>> Begin

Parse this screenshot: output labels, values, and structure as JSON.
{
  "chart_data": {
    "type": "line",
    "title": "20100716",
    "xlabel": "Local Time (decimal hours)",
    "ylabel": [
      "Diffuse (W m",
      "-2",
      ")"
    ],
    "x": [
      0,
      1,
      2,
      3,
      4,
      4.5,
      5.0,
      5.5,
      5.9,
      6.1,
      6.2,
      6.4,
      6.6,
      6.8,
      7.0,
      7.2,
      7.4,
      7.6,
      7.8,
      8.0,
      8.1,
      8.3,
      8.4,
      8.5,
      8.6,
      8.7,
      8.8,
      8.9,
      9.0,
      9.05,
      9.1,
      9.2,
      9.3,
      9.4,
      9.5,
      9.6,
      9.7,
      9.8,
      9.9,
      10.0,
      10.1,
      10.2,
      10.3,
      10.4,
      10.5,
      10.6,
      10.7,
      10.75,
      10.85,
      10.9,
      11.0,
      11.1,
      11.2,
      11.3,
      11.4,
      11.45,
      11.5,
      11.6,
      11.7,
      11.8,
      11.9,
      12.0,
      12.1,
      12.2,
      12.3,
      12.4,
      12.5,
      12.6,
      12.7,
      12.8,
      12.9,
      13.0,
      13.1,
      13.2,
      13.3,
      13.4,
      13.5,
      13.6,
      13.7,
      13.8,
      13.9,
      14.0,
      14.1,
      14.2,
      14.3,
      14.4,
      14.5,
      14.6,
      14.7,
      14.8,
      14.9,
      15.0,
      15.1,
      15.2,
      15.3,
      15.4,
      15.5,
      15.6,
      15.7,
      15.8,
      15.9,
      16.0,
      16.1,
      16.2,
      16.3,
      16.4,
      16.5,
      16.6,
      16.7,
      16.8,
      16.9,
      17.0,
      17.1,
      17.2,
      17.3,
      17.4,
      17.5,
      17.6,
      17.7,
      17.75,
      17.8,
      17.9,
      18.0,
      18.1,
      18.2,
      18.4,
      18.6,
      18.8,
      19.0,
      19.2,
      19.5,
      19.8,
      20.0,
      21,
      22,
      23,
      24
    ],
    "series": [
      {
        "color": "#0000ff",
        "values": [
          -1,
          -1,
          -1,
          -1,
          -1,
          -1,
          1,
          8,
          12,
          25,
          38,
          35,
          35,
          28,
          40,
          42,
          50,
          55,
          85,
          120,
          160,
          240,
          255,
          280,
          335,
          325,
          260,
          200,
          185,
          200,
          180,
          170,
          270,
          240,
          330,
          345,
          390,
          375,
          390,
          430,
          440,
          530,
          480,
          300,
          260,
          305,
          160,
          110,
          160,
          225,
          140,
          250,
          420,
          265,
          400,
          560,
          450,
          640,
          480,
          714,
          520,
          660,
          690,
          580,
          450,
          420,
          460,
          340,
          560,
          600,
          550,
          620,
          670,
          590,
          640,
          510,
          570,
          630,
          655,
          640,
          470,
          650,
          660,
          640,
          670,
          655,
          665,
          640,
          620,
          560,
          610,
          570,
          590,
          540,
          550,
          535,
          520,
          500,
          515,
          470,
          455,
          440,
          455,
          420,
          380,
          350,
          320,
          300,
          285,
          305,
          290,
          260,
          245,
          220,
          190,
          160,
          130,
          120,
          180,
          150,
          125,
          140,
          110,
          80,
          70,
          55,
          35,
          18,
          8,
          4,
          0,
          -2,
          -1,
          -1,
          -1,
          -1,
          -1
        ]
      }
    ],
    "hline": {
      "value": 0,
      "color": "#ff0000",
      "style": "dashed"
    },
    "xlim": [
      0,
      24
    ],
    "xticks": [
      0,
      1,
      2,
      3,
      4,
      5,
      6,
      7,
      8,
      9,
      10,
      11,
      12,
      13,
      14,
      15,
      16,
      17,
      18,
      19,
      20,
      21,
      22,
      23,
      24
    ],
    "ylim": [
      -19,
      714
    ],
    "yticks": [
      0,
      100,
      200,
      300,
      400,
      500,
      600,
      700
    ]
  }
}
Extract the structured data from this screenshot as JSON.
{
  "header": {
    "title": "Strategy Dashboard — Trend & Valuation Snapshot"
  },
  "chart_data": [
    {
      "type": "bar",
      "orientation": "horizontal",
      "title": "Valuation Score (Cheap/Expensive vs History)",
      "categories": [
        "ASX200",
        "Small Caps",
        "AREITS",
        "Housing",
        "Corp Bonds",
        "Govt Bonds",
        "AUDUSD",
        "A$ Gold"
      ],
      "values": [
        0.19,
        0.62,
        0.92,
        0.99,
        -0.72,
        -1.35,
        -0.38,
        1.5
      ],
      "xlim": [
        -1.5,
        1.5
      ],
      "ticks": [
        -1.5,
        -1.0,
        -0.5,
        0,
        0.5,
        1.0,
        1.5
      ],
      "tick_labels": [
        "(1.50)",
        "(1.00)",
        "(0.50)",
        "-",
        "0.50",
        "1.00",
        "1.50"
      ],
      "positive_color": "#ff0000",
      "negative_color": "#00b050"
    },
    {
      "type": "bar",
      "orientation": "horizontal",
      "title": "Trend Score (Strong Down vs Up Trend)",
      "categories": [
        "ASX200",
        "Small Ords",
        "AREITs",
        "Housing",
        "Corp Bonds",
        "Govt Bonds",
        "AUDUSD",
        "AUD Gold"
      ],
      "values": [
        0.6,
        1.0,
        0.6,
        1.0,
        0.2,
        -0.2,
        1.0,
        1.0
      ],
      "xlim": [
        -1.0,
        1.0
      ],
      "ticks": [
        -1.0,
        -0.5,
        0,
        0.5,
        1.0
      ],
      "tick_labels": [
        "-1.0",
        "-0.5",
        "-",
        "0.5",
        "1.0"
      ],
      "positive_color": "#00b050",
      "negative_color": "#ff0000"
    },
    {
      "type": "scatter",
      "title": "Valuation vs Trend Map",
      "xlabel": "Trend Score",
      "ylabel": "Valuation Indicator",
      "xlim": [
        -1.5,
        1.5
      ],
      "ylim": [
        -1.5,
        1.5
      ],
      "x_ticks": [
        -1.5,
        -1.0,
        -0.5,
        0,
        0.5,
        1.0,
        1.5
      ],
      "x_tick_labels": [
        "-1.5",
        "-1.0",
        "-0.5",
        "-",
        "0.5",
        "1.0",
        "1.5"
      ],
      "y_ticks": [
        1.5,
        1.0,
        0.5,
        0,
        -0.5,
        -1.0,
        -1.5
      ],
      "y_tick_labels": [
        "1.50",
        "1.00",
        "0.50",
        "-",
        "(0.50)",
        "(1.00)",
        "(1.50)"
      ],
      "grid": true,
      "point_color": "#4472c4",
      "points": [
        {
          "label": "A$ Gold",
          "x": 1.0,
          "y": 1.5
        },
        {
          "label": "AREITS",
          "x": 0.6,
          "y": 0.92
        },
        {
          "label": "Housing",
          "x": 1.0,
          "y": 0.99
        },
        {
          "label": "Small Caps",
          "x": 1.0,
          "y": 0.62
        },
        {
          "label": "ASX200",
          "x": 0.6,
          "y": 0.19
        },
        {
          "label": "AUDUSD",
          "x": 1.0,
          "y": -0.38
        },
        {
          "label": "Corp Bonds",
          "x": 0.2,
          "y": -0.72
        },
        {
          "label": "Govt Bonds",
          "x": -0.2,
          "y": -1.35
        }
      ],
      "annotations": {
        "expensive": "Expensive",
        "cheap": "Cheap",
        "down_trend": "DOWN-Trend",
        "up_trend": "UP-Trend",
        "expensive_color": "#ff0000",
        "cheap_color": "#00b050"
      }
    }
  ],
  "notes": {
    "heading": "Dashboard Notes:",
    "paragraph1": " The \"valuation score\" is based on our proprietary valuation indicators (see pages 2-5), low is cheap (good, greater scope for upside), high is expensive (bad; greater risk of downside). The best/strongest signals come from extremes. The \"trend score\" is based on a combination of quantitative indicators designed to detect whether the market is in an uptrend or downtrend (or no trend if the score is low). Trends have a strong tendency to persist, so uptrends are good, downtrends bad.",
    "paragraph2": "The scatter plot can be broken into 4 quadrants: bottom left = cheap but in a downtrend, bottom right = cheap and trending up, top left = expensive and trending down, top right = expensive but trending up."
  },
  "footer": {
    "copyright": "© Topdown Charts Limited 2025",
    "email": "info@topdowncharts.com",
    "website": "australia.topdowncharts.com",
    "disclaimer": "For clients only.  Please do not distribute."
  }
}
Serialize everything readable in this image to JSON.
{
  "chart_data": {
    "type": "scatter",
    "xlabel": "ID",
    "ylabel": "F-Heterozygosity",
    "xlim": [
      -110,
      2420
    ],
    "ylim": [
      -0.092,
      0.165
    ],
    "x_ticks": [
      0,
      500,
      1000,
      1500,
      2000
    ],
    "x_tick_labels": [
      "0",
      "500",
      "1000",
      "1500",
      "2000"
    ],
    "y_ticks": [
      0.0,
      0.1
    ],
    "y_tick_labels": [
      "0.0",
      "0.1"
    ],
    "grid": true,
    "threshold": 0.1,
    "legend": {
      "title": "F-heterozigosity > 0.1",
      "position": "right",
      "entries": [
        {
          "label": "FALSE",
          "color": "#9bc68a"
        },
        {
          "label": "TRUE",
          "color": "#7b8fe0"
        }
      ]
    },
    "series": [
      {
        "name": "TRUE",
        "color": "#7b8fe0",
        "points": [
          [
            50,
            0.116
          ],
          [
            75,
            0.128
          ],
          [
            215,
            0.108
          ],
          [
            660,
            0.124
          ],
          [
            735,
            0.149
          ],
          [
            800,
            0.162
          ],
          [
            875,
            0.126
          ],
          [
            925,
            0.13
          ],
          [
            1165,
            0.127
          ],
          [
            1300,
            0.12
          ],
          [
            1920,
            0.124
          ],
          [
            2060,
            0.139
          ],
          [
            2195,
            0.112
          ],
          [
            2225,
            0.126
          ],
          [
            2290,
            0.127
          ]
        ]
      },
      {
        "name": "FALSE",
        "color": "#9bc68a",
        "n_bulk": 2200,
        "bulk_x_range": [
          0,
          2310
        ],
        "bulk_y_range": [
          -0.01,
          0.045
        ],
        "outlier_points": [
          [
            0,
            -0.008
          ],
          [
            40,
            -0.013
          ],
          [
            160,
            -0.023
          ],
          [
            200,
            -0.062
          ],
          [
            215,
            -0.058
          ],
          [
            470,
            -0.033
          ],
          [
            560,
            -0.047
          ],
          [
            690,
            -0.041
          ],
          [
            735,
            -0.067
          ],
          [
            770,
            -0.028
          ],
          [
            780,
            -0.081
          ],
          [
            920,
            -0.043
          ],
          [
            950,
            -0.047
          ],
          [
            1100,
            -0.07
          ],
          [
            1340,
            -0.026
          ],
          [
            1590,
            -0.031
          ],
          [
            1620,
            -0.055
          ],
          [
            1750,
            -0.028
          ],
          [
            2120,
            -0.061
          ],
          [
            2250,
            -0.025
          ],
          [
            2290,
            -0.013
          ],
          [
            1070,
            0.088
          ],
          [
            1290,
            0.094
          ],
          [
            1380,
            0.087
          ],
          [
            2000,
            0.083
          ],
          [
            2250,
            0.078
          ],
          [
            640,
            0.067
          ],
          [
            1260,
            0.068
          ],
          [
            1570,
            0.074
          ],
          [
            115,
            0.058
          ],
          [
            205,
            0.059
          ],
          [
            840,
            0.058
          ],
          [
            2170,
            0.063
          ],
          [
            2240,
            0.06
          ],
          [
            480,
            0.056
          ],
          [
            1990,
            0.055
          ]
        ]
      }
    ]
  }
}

>> End

**Exercise prompt**
Tally the lines containing "values". Provide the number without any other words.

**Full solution**
4